This is useful also when not working with pathways.
yes I completely agree, just like some other submodules of pypath should be split into standalone modules. it only matter of when I will have a little time to do it
@deeenes Thanks for the solution. Some edges were lost (419 edges to be exact) during the conversion but besides that, It worked well.
On second look, I am actually loosing 419 edges using pypath ID conversion compared to 169 edges lost when direct UniProt's ID mapping was used. I haven't tested how much of the lost edges in both cases overlap.
thanks @ManavalanG for pointing this out. is there a way to find at least one pair of IDs which is mapped correctly by UniProt but not pypath? this way I could trace back the reason.
@deeenes Glad to help but I have to do it indirectly!! I will be away from the computer that has pypath for a while. So instead, I'm attaching the output files and script used. Hope this helps.

LISTED RECORDS:
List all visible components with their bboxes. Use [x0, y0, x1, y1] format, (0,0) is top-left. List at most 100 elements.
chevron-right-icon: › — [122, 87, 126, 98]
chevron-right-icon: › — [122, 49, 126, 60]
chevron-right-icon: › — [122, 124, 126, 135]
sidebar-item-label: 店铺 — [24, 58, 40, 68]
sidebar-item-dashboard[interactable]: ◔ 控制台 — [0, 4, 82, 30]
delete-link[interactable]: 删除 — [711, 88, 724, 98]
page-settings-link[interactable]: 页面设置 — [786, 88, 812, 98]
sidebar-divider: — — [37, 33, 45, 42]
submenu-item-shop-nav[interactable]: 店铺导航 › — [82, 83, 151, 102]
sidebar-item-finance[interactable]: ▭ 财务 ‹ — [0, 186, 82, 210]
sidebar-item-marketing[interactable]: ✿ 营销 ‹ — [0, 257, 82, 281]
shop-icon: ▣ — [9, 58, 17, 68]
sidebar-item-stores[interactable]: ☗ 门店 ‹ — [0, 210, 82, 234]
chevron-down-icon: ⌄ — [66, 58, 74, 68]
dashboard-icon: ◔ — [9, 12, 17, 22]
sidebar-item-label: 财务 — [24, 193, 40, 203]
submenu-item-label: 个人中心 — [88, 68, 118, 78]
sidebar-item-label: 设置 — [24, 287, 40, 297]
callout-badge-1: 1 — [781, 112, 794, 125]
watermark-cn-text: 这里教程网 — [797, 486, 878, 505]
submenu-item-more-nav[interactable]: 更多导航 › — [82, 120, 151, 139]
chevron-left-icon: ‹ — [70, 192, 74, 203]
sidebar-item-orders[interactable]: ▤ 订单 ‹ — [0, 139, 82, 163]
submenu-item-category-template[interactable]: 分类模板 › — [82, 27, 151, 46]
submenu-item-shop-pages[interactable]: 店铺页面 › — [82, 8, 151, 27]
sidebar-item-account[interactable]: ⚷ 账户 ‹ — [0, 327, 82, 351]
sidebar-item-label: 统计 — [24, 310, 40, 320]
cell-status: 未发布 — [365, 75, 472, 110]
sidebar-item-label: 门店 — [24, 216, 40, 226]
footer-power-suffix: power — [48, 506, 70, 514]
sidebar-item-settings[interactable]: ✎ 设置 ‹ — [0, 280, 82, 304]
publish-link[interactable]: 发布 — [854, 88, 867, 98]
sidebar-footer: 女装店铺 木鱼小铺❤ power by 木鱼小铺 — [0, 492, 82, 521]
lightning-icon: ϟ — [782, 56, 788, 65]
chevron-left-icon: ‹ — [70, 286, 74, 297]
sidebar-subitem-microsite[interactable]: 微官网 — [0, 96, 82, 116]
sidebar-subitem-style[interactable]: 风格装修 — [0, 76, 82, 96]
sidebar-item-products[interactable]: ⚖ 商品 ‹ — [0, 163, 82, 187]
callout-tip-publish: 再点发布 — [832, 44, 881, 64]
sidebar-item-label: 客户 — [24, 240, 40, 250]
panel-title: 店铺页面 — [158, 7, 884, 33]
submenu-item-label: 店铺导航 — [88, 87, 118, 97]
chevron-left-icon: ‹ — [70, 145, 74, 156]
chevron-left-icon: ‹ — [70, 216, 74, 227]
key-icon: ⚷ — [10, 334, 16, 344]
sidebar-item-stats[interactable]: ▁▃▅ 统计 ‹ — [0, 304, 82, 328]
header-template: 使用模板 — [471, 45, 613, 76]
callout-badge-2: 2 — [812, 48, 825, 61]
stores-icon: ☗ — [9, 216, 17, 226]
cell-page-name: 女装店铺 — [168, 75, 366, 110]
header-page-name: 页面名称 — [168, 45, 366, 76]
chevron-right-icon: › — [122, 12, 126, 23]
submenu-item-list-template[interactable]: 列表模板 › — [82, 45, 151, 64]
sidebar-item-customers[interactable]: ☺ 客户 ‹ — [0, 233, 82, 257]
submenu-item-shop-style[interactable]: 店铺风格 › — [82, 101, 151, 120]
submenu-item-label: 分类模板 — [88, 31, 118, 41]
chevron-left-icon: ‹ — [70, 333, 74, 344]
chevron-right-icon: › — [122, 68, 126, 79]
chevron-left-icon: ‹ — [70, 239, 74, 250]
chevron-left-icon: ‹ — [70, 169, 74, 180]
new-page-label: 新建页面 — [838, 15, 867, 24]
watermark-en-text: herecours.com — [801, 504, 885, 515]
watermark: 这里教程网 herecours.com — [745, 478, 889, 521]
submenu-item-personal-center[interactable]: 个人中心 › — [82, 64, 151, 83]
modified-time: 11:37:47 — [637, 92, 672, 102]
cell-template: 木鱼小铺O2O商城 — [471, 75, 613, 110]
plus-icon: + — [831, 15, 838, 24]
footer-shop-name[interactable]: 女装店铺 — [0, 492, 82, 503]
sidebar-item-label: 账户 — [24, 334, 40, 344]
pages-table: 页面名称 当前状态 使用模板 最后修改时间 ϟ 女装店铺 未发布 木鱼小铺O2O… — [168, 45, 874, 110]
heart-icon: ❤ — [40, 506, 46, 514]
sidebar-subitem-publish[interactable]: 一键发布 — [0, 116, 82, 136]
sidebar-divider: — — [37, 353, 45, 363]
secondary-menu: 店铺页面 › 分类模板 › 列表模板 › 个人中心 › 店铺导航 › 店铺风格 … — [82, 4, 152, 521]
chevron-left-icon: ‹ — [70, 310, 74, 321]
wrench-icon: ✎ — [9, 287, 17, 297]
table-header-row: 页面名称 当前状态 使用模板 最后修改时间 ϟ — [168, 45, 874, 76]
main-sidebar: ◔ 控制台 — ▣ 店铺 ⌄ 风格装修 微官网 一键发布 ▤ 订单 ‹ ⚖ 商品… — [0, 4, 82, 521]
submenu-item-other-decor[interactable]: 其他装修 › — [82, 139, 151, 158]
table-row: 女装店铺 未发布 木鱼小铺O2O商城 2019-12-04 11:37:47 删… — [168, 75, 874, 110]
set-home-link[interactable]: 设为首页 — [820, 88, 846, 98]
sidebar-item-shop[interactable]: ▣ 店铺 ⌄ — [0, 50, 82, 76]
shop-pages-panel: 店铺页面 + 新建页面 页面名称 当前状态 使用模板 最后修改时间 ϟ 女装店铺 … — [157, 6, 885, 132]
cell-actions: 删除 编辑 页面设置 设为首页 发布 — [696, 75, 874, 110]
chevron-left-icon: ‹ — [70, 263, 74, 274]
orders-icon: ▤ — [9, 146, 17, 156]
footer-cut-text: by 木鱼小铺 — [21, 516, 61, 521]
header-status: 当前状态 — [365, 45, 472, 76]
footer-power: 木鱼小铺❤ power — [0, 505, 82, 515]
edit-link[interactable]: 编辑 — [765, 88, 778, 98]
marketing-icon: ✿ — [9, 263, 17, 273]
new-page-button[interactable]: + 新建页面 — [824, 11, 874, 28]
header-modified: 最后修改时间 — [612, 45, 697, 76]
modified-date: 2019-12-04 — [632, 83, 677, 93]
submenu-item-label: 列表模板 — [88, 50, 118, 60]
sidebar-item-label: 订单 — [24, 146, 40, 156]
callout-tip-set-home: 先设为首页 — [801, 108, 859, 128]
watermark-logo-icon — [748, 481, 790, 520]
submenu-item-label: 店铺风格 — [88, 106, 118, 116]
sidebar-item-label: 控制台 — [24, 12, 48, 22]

DIRECTIVE:
Can you reproduce the pypath ID conversion thread word for word, from "This is useful" to "It worked well."?

EXERCISE RESULT:
This is useful also when not working with pathways.
yes I completely agree, just like some other submodules of pypath should be split into standalone modules. it only matter of when I will have a little time to do it
@deeenes Thanks for the solution. Some edges were lost (419 edges to be exact) during the conversion but besides that, It worked well.